[Entries with figure data]

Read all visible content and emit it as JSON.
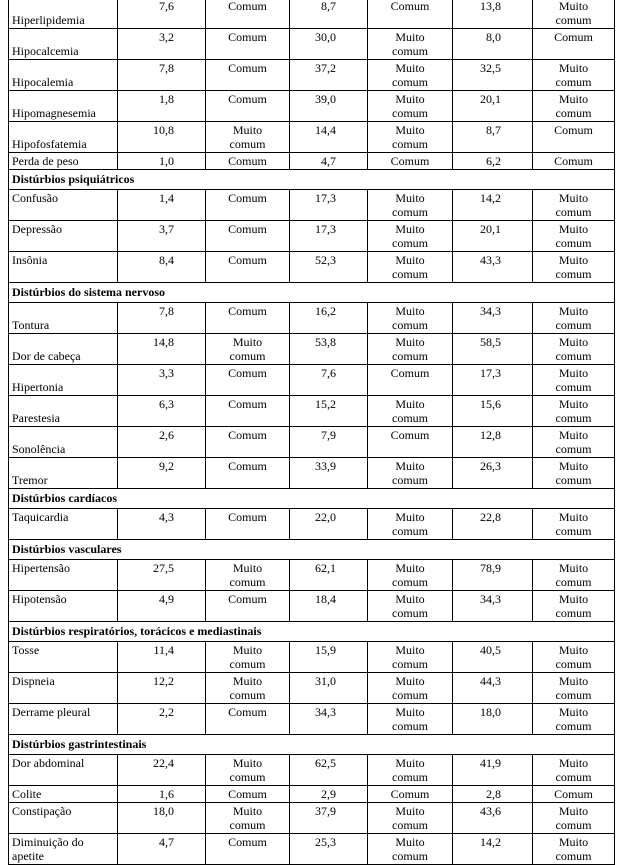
{
  "table": {
    "rows": [
      {
        "label": "Hiperlipidemia",
        "cells": [
          "7,6",
          "Comum",
          "8,7",
          "Comum",
          "13,8",
          "Muito comum"
        ]
      },
      {
        "label": "Hipocalcemia",
        "cells": [
          "3,2",
          "Comum",
          "30,0",
          "Muito comum",
          "8,0",
          "Comum"
        ]
      },
      {
        "label": "Hipocalemia",
        "cells": [
          "7,8",
          "Comum",
          "37,2",
          "Muito comum",
          "32,5",
          "Muito comum"
        ]
      },
      {
        "label": "Hipomagnesemia",
        "cells": [
          "1,8",
          "Comum",
          "39,0",
          "Muito comum",
          "20,1",
          "Muito comum"
        ]
      },
      {
        "label": "Hipofosfatemia",
        "cells": [
          "10,8",
          "Muito comum",
          "14,4",
          "Muito comum",
          "8,7",
          "Comum"
        ]
      },
      {
        "label": "Perda de peso",
        "cells": [
          "1,0",
          "Comum",
          "4,7",
          "Comum",
          "6,2",
          "Comum"
        ]
      },
      {
        "heading": "Distúrbios psiquiátricos"
      },
      {
        "label": "Confusão",
        "cells": [
          "1,4",
          "Comum",
          "17,3",
          "Muito comum",
          "14,2",
          "Muito comum"
        ]
      },
      {
        "label": "Depressão",
        "cells": [
          "3,7",
          "Comum",
          "17,3",
          "Muito comum",
          "20,1",
          "Muito comum"
        ]
      },
      {
        "label": "Insônia",
        "cells": [
          "8,4",
          "Comum",
          "52,3",
          "Muito comum",
          "43,3",
          "Muito comum"
        ]
      },
      {
        "heading": "Distúrbios do sistema nervoso"
      },
      {
        "label": "Tontura",
        "cells": [
          "7,8",
          "Comum",
          "16,2",
          "Muito comum",
          "34,3",
          "Muito comum"
        ]
      },
      {
        "label": "Dor de cabeça",
        "cells": [
          "14,8",
          "Muito comum",
          "53,8",
          "Muito comum",
          "58,5",
          "Muito comum"
        ]
      },
      {
        "label": "Hipertonia",
        "cells": [
          "3,3",
          "Comum",
          "7,6",
          "Comum",
          "17,3",
          "Muito comum"
        ]
      },
      {
        "label": "Parestesia",
        "cells": [
          "6,3",
          "Comum",
          "15,2",
          "Muito comum",
          "15,6",
          "Muito comum"
        ]
      },
      {
        "label": "Sonolência",
        "cells": [
          "2,6",
          "Comum",
          "7,9",
          "Comum",
          "12,8",
          "Muito comum"
        ]
      },
      {
        "label": "Tremor",
        "cells": [
          "9,2",
          "Comum",
          "33,9",
          "Muito comum",
          "26,3",
          "Muito comum"
        ]
      },
      {
        "heading": "Distúrbios cardíacos"
      },
      {
        "label": "Taquicardia",
        "cells": [
          "4,3",
          "Comum",
          "22,0",
          "Muito comum",
          "22,8",
          "Muito comum"
        ]
      },
      {
        "heading": "Distúrbios vasculares"
      },
      {
        "label": "Hipertensão",
        "cells": [
          "27,5",
          "Muito comum",
          "62,1",
          "Muito comum",
          "78,9",
          "Muito comum"
        ]
      },
      {
        "label": "Hipotensão",
        "cells": [
          "4,9",
          "Comum",
          "18,4",
          "Muito comum",
          "34,3",
          "Muito comum"
        ]
      },
      {
        "heading": "Distúrbios respiratórios, torácicos e mediastinais"
      },
      {
        "label": "Tosse",
        "cells": [
          "11,4",
          "Muito comum",
          "15,9",
          "Muito comum",
          "40,5",
          "Muito comum"
        ]
      },
      {
        "label": "Dispneia",
        "cells": [
          "12,2",
          "Muito comum",
          "31,0",
          "Muito comum",
          "44,3",
          "Muito comum"
        ]
      },
      {
        "label": "Derrame pleural",
        "cells": [
          "2,2",
          "Comum",
          "34,3",
          "Muito comum",
          "18,0",
          "Muito comum"
        ]
      },
      {
        "heading": "Distúrbios gastrintestinais"
      },
      {
        "label": "Dor abdominal",
        "cells": [
          "22,4",
          "Muito comum",
          "62,5",
          "Muito comum",
          "41,9",
          "Muito comum"
        ]
      },
      {
        "label": "Colite",
        "cells": [
          "1,6",
          "Comum",
          "2,9",
          "Comum",
          "2,8",
          "Comum"
        ]
      },
      {
        "label": "Constipação",
        "cells": [
          "18,0",
          "Muito comum",
          "37,9",
          "Muito comum",
          "43,6",
          "Muito comum"
        ]
      },
      {
        "label": "Diminuição do apetite",
        "cells": [
          "4,7",
          "Comum",
          "25,3",
          "Muito comum",
          "14,2",
          "Muito comum"
        ]
      }
    ]
  }
}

To be done
All of the entries need to be transcribed word for word; pictures are left out.

Expected answer
Read all visible content and emit it as JSON.
{
  "table": {
    "rows": [
      {
        "label": "Hiperlipidemia",
        "cells": [
          "7,6",
          "Comum",
          "8,7",
          "Comum",
          "13,8",
          "Muito comum"
        ]
      },
      {
        "label": "Hipocalcemia",
        "cells": [
          "3,2",
          "Comum",
          "30,0",
          "Muito comum",
          "8,0",
          "Comum"
        ]
      },
      {
        "label": "Hipocalemia",
        "cells": [
          "7,8",
          "Comum",
          "37,2",
          "Muito comum",
          "32,5",
          "Muito comum"
        ]
      },
      {
        "label": "Hipomagnesemia",
        "cells": [
          "1,8",
          "Comum",
          "39,0",
          "Muito comum",
          "20,1",
          "Muito comum"
        ]
      },
      {
        "label": "Hipofosfatemia",
        "cells": [
          "10,8",
          "Muito comum",
          "14,4",
          "Muito comum",
          "8,7",
          "Comum"
        ]
      },
      {
        "label": "Perda de peso",
        "cells": [
          "1,0",
          "Comum",
          "4,7",
          "Comum",
          "6,2",
          "Comum"
        ]
      },
      {
        "heading": "Distúrbios psiquiátricos"
      },
      {
        "label": "Confusão",
        "cells": [
          "1,4",
          "Comum",
          "17,3",
          "Muito comum",
          "14,2",
          "Muito comum"
        ]
      },
      {
        "label": "Depressão",
        "cells": [
          "3,7",
          "Comum",
          "17,3",
          "Muito comum",
          "20,1",
          "Muito comum"
        ]
      },
      {
        "label": "Insônia",
        "cells": [
          "8,4",
          "Comum",
          "52,3",
          "Muito comum",
          "43,3",
          "Muito comum"
        ]
      },
      {
        "heading": "Distúrbios do sistema nervoso"
      },
      {
        "label": "Tontura",
        "cells": [
          "7,8",
          "Comum",
          "16,2",
          "Muito comum",
          "34,3",
          "Muito comum"
        ]
      },
      {
        "label": "Dor de cabeça",
        "cells": [
          "14,8",
          "Muito comum",
          "53,8",
          "Muito comum",
          "58,5",
          "Muito comum"
        ]
      },
      {
        "label": "Hipertonia",
        "cells": [
          "3,3",
          "Comum",
          "7,6",
          "Comum",
          "17,3",
          "Muito comum"
        ]
      },
      {
        "label": "Parestesia",
        "cells": [
          "6,3",
          "Comum",
          "15,2",
          "Muito comum",
          "15,6",
          "Muito comum"
        ]
      },
      {
        "label": "Sonolência",
        "cells": [
          "2,6",
          "Comum",
          "7,9",
          "Comum",
          "12,8",
          "Muito comum"
        ]
      },
      {
        "label": "Tremor",
        "cells": [
          "9,2",
          "Comum",
          "33,9",
          "Muito comum",
          "26,3",
          "Muito comum"
        ]
      },
      {
        "heading": "Distúrbios cardíacos"
      },
      {
        "label": "Taquicardia",
        "cells": [
          "4,3",
          "Comum",
          "22,0",
          "Muito comum",
          "22,8",
          "Muito comum"
        ]
      },
      {
        "heading": "Distúrbios vasculares"
      },
      {
        "label": "Hipertensão",
        "cells": [
          "27,5",
          "Muito comum",
          "62,1",
          "Muito comum",
          "78,9",
          "Muito comum"
        ]
      },
      {
        "label": "Hipotensão",
        "cells": [
          "4,9",
          "Comum",
          "18,4",
          "Muito comum",
          "34,3",
          "Muito comum"
        ]
      },
      {
        "heading": "Distúrbios respiratórios, torácicos e mediastinais"
      },
      {
        "label": "Tosse",
        "cells": [
          "11,4",
          "Muito comum",
          "15,9",
          "Muito comum",
          "40,5",
          "Muito comum"
        ]
      },
      {
        "label": "Dispneia",
        "cells": [
          "12,2",
          "Muito comum",
          "31,0",
          "Muito comum",
          "44,3",
          "Muito comum"
        ]
      },
      {
        "label": "Derrame pleural",
        "cells": [
          "2,2",
          "Comum",
          "34,3",
          "Muito comum",
          "18,0",
          "Muito comum"
        ]
      },
      {
        "heading": "Distúrbios gastrintestinais"
      },
      {
        "label": "Dor abdominal",
        "cells": [
          "22,4",
          "Muito comum",
          "62,5",
          "Muito comum",
          "41,9",
          "Muito comum"
        ]
      },
      {
        "label": "Colite",
        "cells": [
          "1,6",
          "Comum",
          "2,9",
          "Comum",
          "2,8",
          "Comum"
        ]
      },
      {
        "label": "Constipação",
        "cells": [
          "18,0",
          "Muito comum",
          "37,9",
          "Muito comum",
          "43,6",
          "Muito comum"
        ]
      },
      {
        "label": "Diminuição do apetite",
        "cells": [
          "4,7",
          "Comum",
          "25,3",
          "Muito comum",
          "14,2",
          "Muito comum"
        ]
      }
    ]
  }
}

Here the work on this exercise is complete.